WORK TO DO
Reproduce the records below in their entirety, character for character.
┌─ DATA PROVIDED
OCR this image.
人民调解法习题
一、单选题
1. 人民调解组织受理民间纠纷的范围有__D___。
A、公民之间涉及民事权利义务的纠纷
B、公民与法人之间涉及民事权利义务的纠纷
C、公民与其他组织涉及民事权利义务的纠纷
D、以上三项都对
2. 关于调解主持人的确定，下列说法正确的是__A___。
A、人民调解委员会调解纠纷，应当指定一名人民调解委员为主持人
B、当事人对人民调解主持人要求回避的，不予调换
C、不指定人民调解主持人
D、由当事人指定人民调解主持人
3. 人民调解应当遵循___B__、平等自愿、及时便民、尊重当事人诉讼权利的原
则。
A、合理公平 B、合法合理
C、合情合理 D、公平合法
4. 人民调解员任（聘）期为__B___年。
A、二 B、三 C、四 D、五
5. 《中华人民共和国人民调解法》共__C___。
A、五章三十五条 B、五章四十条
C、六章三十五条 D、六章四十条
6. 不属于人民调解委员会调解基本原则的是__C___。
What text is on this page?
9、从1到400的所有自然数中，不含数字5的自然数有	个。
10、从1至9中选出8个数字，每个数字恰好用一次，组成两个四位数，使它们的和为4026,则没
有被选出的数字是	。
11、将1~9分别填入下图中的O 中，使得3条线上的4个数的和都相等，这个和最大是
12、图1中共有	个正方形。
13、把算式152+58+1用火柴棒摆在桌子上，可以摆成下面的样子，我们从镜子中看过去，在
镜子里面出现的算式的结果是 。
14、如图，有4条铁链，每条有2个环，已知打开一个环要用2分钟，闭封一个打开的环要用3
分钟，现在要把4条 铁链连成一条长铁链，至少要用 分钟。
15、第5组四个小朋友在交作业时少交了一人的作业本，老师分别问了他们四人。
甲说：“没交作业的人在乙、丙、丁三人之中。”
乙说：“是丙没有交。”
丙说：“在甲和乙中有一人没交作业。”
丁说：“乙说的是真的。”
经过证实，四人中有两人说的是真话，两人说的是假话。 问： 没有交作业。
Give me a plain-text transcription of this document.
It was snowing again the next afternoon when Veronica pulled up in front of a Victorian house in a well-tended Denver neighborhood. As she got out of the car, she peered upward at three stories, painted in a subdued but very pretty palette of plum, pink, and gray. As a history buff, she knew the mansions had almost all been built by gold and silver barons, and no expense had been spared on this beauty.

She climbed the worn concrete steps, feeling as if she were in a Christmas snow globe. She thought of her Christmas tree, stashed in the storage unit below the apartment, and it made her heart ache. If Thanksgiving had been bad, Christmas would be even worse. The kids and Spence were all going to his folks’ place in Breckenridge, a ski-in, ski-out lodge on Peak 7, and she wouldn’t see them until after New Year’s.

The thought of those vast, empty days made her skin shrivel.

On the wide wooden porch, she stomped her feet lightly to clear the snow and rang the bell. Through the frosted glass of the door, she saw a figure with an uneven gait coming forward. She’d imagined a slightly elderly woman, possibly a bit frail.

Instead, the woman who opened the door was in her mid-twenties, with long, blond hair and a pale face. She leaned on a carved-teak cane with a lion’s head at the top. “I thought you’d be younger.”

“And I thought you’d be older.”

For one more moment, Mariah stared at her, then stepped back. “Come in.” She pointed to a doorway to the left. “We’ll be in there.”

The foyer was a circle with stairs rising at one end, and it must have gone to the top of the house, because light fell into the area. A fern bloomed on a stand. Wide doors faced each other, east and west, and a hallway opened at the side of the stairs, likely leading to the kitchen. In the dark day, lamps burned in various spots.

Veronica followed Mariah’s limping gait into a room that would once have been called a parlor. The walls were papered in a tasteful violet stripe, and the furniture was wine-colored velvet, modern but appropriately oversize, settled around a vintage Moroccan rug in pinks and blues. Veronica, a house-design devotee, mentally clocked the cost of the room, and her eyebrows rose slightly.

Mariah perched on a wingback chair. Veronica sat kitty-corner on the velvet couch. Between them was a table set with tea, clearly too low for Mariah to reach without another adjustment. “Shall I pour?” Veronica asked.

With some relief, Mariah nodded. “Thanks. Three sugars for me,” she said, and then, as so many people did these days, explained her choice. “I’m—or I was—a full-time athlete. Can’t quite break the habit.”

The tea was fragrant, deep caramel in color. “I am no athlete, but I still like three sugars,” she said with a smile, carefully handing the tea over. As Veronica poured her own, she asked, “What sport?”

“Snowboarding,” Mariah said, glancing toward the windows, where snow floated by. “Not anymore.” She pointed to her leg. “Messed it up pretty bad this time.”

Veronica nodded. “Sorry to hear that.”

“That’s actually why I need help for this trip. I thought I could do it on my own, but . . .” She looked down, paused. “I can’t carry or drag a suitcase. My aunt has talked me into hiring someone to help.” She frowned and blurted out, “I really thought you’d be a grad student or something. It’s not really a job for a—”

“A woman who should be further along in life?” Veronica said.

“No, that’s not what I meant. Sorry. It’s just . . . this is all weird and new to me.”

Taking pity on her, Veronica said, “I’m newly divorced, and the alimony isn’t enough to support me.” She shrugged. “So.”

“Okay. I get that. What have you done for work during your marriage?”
└─
REPLY TO THE TASK
OCR this image.
人民调解法习题
一、单选题
1. 人民调解组织受理民间纠纷的范围有__D___。
A、公民之间涉及民事权利义务的纠纷
B、公民与法人之间涉及民事权利义务的纠纷
C、公民与其他组织涉及民事权利义务的纠纷
D、以上三项都对
2. 关于调解主持人的确定，下列说法正确的是__A___。
A、人民调解委员会调解纠纷，应当指定一名人民调解委员为主持人
B、当事人对人民调解主持人要求回避的，不予调换
C、不指定人民调解主持人
D、由当事人指定人民调解主持人
3. 人民调解应当遵循___B__、平等自愿、及时便民、尊重当事人诉讼权利的原
则。
A、合理公平 B、合法合理
C、合情合理 D、公平合法
4. 人民调解员任（聘）期为__B___年。
A、二 B、三 C、四 D、五
5. 《中华人民共和国人民调解法》共__C___。
A、五章三十五条 B、五章四十条
C、六章三十五条 D、六章四十条
6. 不属于人民调解委员会调解基本原则的是__C___。
What text is on this page?
9、从1到400的所有自然数中，不含数字5的自然数有	个。
10、从1至9中选出8个数字，每个数字恰好用一次，组成两个四位数，使它们的和为4026,则没
有被选出的数字是	。
11、将1~9分别填入下图中的O 中，使得3条线上的4个数的和都相等，这个和最大是
12、图1中共有	个正方形。
13、把算式152+58+1用火柴棒摆在桌子上，可以摆成下面的样子，我们从镜子中看过去，在
镜子里面出现的算式的结果是 。
14、如图，有4条铁链，每条有2个环，已知打开一个环要用2分钟，闭封一个打开的环要用3
分钟，现在要把4条 铁链连成一条长铁链，至少要用 分钟。
15、第5组四个小朋友在交作业时少交了一人的作业本，老师分别问了他们四人。
甲说：“没交作业的人在乙、丙、丁三人之中。”
乙说：“是丙没有交。”
丙说：“在甲和乙中有一人没交作业。”
丁说：“乙说的是真的。”
经过证实，四人中有两人说的是真话，两人说的是假话。 问： 没有交作业。
Give me a plain-text transcription of this document.
It was snowing again the next afternoon when Veronica pulled up in front of a Victorian house in a well-tended Denver neighborhood. As she got out of the car, she peered upward at three stories, painted in a subdued but very pretty palette of plum, pink, and gray. As a history buff, she knew the mansions had almost all been built by gold and silver barons, and no expense had been spared on this beauty.

She climbed the worn concrete steps, feeling as if she were in a Christmas snow globe. She thought of her Christmas tree, stashed in the storage unit below the apartment, and it made her heart ache. If Thanksgiving had been bad, Christmas would be even worse. The kids and Spence were all going to his folks’ place in Breckenridge, a ski-in, ski-out lodge on Peak 7, and she wouldn’t see them until after New Year’s.

The thought of those vast, empty days made her skin shrivel.

On the wide wooden porch, she stomped her feet lightly to clear the snow and rang the bell. Through the frosted glass of the door, she saw a figure with an uneven gait coming forward. She’d imagined a slightly elderly woman, possibly a bit frail.

Instead, the woman who opened the door was in her mid-twenties, with long, blond hair and a pale face. She leaned on a carved-teak cane with a lion’s head at the top. “I thought you’d be younger.”

“And I thought you’d be older.”

For one more moment, Mariah stared at her, then stepped back. “Come in.” She pointed to a doorway to the left. “We’ll be in there.”

The foyer was a circle with stairs rising at one end, and it must have gone to the top of the house, because light fell into the area. A fern bloomed on a stand. Wide doors faced each other, east and west, and a hallway opened at the side of the stairs, likely leading to the kitchen. In the dark day, lamps burned in various spots.

Veronica followed Mariah’s limping gait into a room that would once have been called a parlor. The walls were papered in a tasteful violet stripe, and the furniture was wine-colored velvet, modern but appropriately oversize, settled around a vintage Moroccan rug in pinks and blues. Veronica, a house-design devotee, mentally clocked the cost of the room, and her eyebrows rose slightly.

Mariah perched on a wingback chair. Veronica sat kitty-corner on the velvet couch. Between them was a table set with tea, clearly too low for Mariah to reach without another adjustment. “Shall I pour?” Veronica asked.

With some relief, Mariah nodded. “Thanks. Three sugars for me,” she said, and then, as so many people did these days, explained her choice. “I’m—or I was—a full-time athlete. Can’t quite break the habit.”

The tea was fragrant, deep caramel in color. “I am no athlete, but I still like three sugars,” she said with a smile, carefully handing the tea over. As Veronica poured her own, she asked, “What sport?”

“Snowboarding,” Mariah said, glancing toward the windows, where snow floated by. “Not anymore.” She pointed to her leg. “Messed it up pretty bad this time.”

Veronica nodded. “Sorry to hear that.”

“That’s actually why I need help for this trip. I thought I could do it on my own, but . . .” She looked down, paused. “I can’t carry or drag a suitcase. My aunt has talked me into hiring someone to help.” She frowned and blurted out, “I really thought you’d be a grad student or something. It’s not really a job for a—”

“A woman who should be further along in life?” Veronica said.

“No, that’s not what I meant. Sorry. It’s just . . . this is all weird and new to me.”

Taking pity on her, Veronica said, “I’m newly divorced, and the alimony isn’t enough to support me.” She shrugged. “So.”

“Okay. I get that. What have you done for work during your marriage?”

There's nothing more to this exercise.